## Records supplied
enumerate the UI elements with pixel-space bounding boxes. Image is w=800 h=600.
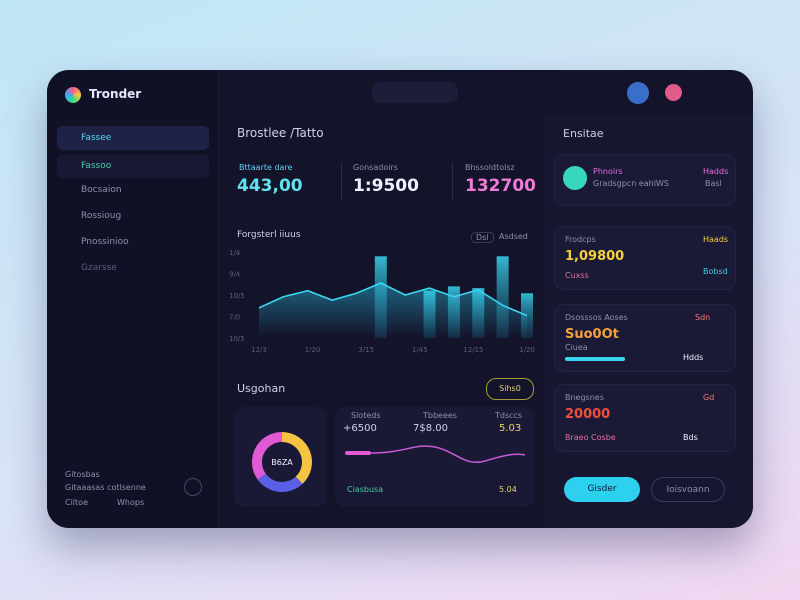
menu-item[interactable]: Pnossinioo (81, 237, 129, 247)
chart-action[interactable]: Asdsed (499, 232, 528, 241)
metric-side: Haads (703, 235, 729, 244)
metric-foot: Cuxss (565, 271, 589, 280)
y-tick-label: 10/5 (229, 292, 245, 300)
stat-value: 443,00 (237, 176, 303, 196)
menu-item[interactable]: Rossioug (81, 211, 122, 221)
metric-value: 1,09800 (565, 249, 625, 264)
logo (65, 87, 81, 103)
stat-label: Bttaarte dare (239, 163, 293, 172)
x-tick-label: 1/45 (412, 346, 428, 354)
footer-text: Whops (117, 498, 145, 507)
y-tick-label: 1/4 (229, 249, 241, 257)
donut-segment (252, 432, 282, 480)
footer-text: Ciltoe (65, 498, 88, 507)
metric-value: 20000 (565, 407, 611, 422)
usage-label: Sloteds (351, 411, 381, 420)
avatar[interactable] (627, 82, 649, 104)
x-tick-label: 3/15 (358, 346, 374, 354)
metric-card: Dsosssos Aoses Suo0Ot Ciuea Sdn Hdds (554, 304, 736, 372)
profile-sub: Gradsgpcn eahlWS (593, 179, 669, 188)
avatar[interactable] (665, 84, 682, 101)
metric-label: Dsosssos Aoses (565, 313, 628, 322)
footer-text: Gitaaasas cotlsenne (65, 483, 146, 492)
profile-tag: Hadds (703, 167, 729, 176)
metric-side: Hdds (683, 353, 704, 362)
secondary-button[interactable]: Ioisvoann (651, 477, 725, 502)
menu-item[interactable]: Fassee (57, 126, 209, 150)
x-tick-label: 1/20 (305, 346, 321, 354)
stat-label: Gonsadoirs (353, 163, 398, 172)
primary-button[interactable]: Gisder (564, 477, 640, 502)
metric-foot: Braeo Cosbe (565, 433, 616, 442)
usage-label: Tdsccs (495, 411, 523, 420)
area (259, 282, 527, 338)
donut-segment (282, 432, 312, 484)
y-tick-label: 9/4 (229, 271, 241, 279)
line (258, 282, 528, 317)
dashboard-card: Tronder Fassee Fassoo Bocsaion Rossioug … (47, 70, 753, 528)
metric-card: Frodcps 1,09800 Cuxss Haads Bobsd (554, 226, 736, 290)
performance-chart: 1/4 9/4 10/5 7/0 10/5 12/3 1/20 3/15 1/45 12/15 1/… (229, 249, 535, 354)
metric-foot: Ciuea (565, 343, 588, 352)
x-tick-label: 12/3 (251, 346, 267, 354)
button[interactable]: Sihs0 (486, 378, 534, 400)
stat-value: 1:9500 (353, 176, 419, 196)
metric-side: Bobsd (703, 267, 728, 276)
trend-line (345, 445, 525, 464)
metric-side: Bds (683, 433, 698, 442)
metric-value: Suo0Ot (565, 327, 619, 342)
donut-chart: B6ZA (252, 432, 312, 492)
divider (341, 162, 342, 200)
metric-side: Gd (703, 393, 715, 402)
x-tick-label: 1/20 (519, 346, 535, 354)
usage-footer: Ciasbusa (347, 485, 384, 494)
usage-label: Tbbeees (423, 411, 457, 420)
menu-item[interactable]: Fassoo (57, 154, 209, 178)
sidebar: Tronder Fassee Fassoo Bocsaion Rossioug … (47, 70, 219, 528)
right-title: Ensitae (563, 127, 604, 140)
profile-tag: Basl (705, 179, 722, 188)
metric-label: Bnegsnes (565, 393, 604, 402)
y-tick-label: 10/5 (229, 335, 245, 343)
search-box[interactable] (372, 82, 458, 103)
settings-icon[interactable] (184, 478, 202, 496)
footer-text: Gitosbas (65, 470, 100, 479)
x-tick-label: 12/15 (463, 346, 483, 354)
metric-side: Sdn (695, 313, 711, 322)
metric-label: Frodcps (565, 235, 596, 244)
usage-value: 5.03 (499, 423, 522, 434)
usage-value: 7$8.00 (413, 423, 448, 434)
menu-item[interactable]: Gzarsse (81, 263, 117, 273)
y-tick-label: 7/0 (229, 314, 240, 322)
badge: Dsl (471, 232, 494, 243)
profile-name: Phnoirs (593, 167, 623, 176)
usage-value: +6500 (343, 423, 377, 434)
profile-icon (563, 166, 587, 190)
metric-card: Bnegsnes 20000 Braeo Cosbe Gd Bds (554, 384, 736, 452)
divider (452, 162, 453, 200)
donut-segment (257, 473, 303, 492)
page-title: Brostlee /Tatto (237, 126, 324, 140)
profile-card: Phnoirs Gradsgpcn eahlWS Hadds Basl (554, 154, 736, 206)
chart-title: Forgsterl iiuus (237, 230, 301, 240)
menu-item[interactable]: Bocsaion (81, 185, 122, 195)
donut-center: B6ZA (271, 458, 293, 467)
usage-panel: Sloteds Tbbeees Tdsccs +6500 7$8.00 5.03… (335, 407, 535, 507)
usage-footer: 5.04 (499, 485, 517, 494)
progress-bar (565, 357, 625, 361)
section-title: Usgohan (237, 382, 286, 395)
stat-value: 132700 (465, 176, 536, 196)
brand: Tronder (89, 87, 142, 101)
stat-label: Bhssoldtolsz (465, 163, 515, 172)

## What is asked
Could you recast the data above as a JSON list of strings, with one string for each line, blank lines skipped and the pictures left out?

## Output for this exercise
[
  "enumerate the UI elements with pixel-space bounding boxes. Image is w=800 h=600.",
  "menu-item[interactable]: Pnossinioo (81, 237, 129, 247)",
  "chart-action[interactable]: Asdsed (499, 232, 528, 241)",
  "metric-side: Haads (703, 235, 729, 244)",
  "metric-foot: Cuxss (565, 271, 589, 280)",
  "y-tick-label: 10/5 (229, 292, 245, 300)",
  "stat-value: 443,00 (237, 176, 303, 196)",
  "menu-item[interactable]: Rossioug (81, 211, 122, 221)",
  "metric-value: 1,09800 (565, 249, 625, 264)",
  "logo (65, 87, 81, 103)",
  "stat-label: Bttaarte dare (239, 163, 293, 172)",
  "x-tick-label: 1/45 (412, 346, 428, 354)",
  "footer-text: Whops (117, 498, 145, 507)",
  "y-tick-label: 1/4 (229, 249, 241, 257)",
  "donut-segment (252, 432, 282, 480)",
  "footer-text: Ciltoe (65, 498, 88, 507)",
  "metric-value: 20000 (565, 407, 611, 422)",
  "usage-label: Sloteds (351, 411, 381, 420)",
  "avatar[interactable] (627, 82, 649, 104)",
  "x-tick-label: 3/15 (358, 346, 374, 354)",
  "metric-card: Dsosssos Aoses Suo0Ot Ciuea Sdn Hdds (554, 304, 736, 372)",
  "profile-sub: Gradsgpcn eahlWS (593, 179, 669, 188)",
  "avatar[interactable] (665, 84, 682, 101)",
  "metric-label: Dsosssos Aoses (565, 313, 628, 322)",
  "footer-text: Gitaaasas cotlsenne (65, 483, 146, 492)",
  "profile-tag: Hadds (703, 167, 729, 176)",
  "metric-side: Hdds (683, 353, 704, 362)",
  "secondary-button[interactable]: Ioisvoann (651, 477, 725, 502)",
  "menu-item[interactable]: Fassee (57, 126, 209, 150)",
  "x-tick-label: 1/20 (305, 346, 321, 354)",
  "stat-label: Gonsadoirs (353, 163, 398, 172)",
  "primary-button[interactable]: Gisder (564, 477, 640, 502)",
  "metric-foot: Braeo Cosbe (565, 433, 616, 442)",
  "usage-label: Tdsccs (495, 411, 523, 420)",
  "area (259, 282, 527, 338)",
  "donut-segment (282, 432, 312, 484)",
  "y-tick-label: 9/4 (229, 271, 241, 279)",
  "line (258, 282, 528, 317)",
  "dashboard-card: Tronder Fassee Fassoo Bocsaion Rossioug … (47, 70, 753, 528)",
  "metric-card: Frodcps 1,09800 Cuxss Haads Bobsd (554, 226, 736, 290)",
  "performance-chart: 1/4 9/4 10/5 7/0 10/5 12/3 1/20 3/15 1/45 12/15 1/… (229, 249, 535, 354)",
  "metric-foot: Ciuea (565, 343, 588, 352)",
  "x-tick-label: 12/3 (251, 346, 267, 354)",
  "button[interactable]: Sihs0 (486, 378, 534, 400)",
  "stat-value: 1:9500 (353, 176, 419, 196)",
  "metric-side: Bobsd (703, 267, 728, 276)",
  "trend-line (345, 445, 525, 464)",
  "metric-side: Bds (683, 433, 698, 442)",
  "metric-value: Suo0Ot (565, 327, 619, 342)",
  "donut-chart: B6ZA (252, 432, 312, 492)",
  "divider (341, 162, 342, 200)",
  "metric-side: Gd (703, 393, 715, 402)",
  "x-tick-label: 1/20 (519, 346, 535, 354)",
  "usage-footer: Ciasbusa (347, 485, 384, 494)",
  "usage-label: Tbbeees (423, 411, 457, 420)",
  "menu-item[interactable]: Fassoo (57, 154, 209, 178)",
  "sidebar: Tronder Fassee Fassoo Bocsaion Rossioug … (47, 70, 219, 528)",
  "right-title: Ensitae (563, 127, 604, 140)",
  "profile-tag: Basl (705, 179, 722, 188)",
  "metric-label: Bnegsnes (565, 393, 604, 402)",
  "y-tick-label: 10/5 (229, 335, 245, 343)",
  "search-box[interactable] (372, 82, 458, 103)",
  "settings-icon[interactable] (184, 478, 202, 496)",
  "footer-text: Gitosbas (65, 470, 100, 479)",
  "x-tick-label: 12/15 (463, 346, 483, 354)",
  "metric-side: Sdn (695, 313, 711, 322)",
  "metric-label: Frodcps (565, 235, 596, 244)",
  "usage-value: 5.03 (499, 423, 522, 434)",
  "usage-value: 7$8.00 (413, 423, 448, 434)",
  "menu-item[interactable]: Gzarsse (81, 263, 117, 273)",
  "y-tick-label: 7/0 (229, 314, 240, 322)",
  "badge: Dsl (471, 232, 494, 243)",
  "profile-name: Phnoirs (593, 167, 623, 176)",
  "usage-value: +6500 (343, 423, 377, 434)",
  "profile-icon (563, 166, 587, 190)",
  "metric-card: Bnegsnes 20000 Braeo Cosbe Gd Bds (554, 384, 736, 452)",
  "divider (452, 162, 453, 200)",
  "donut-segment (257, 473, 303, 492)",
  "page-title: Brostlee /Tatto (237, 126, 324, 140)",
  "profile-card: Phnoirs Gradsgpcn eahlWS Hadds Basl (554, 154, 736, 206)",
  "chart-title: Forgsterl iiuus (237, 230, 301, 240)",
  "menu-item[interactable]: Bocsaion (81, 185, 122, 195)",
  "donut-center: B6ZA (271, 458, 293, 467)",
  "usage-panel: Sloteds Tbbeees Tdsccs +6500 7$8.00 5.03… (335, 407, 535, 507)",
  "usage-footer: 5.04 (499, 485, 517, 494)",
  "progress-bar (565, 357, 625, 361)",
  "section-title: Usgohan (237, 382, 286, 395)",
  "stat-value: 132700 (465, 176, 536, 196)",
  "brand: Tronder (89, 87, 142, 101)",
  "stat-label: Bhssoldtolsz (465, 163, 515, 172)"
]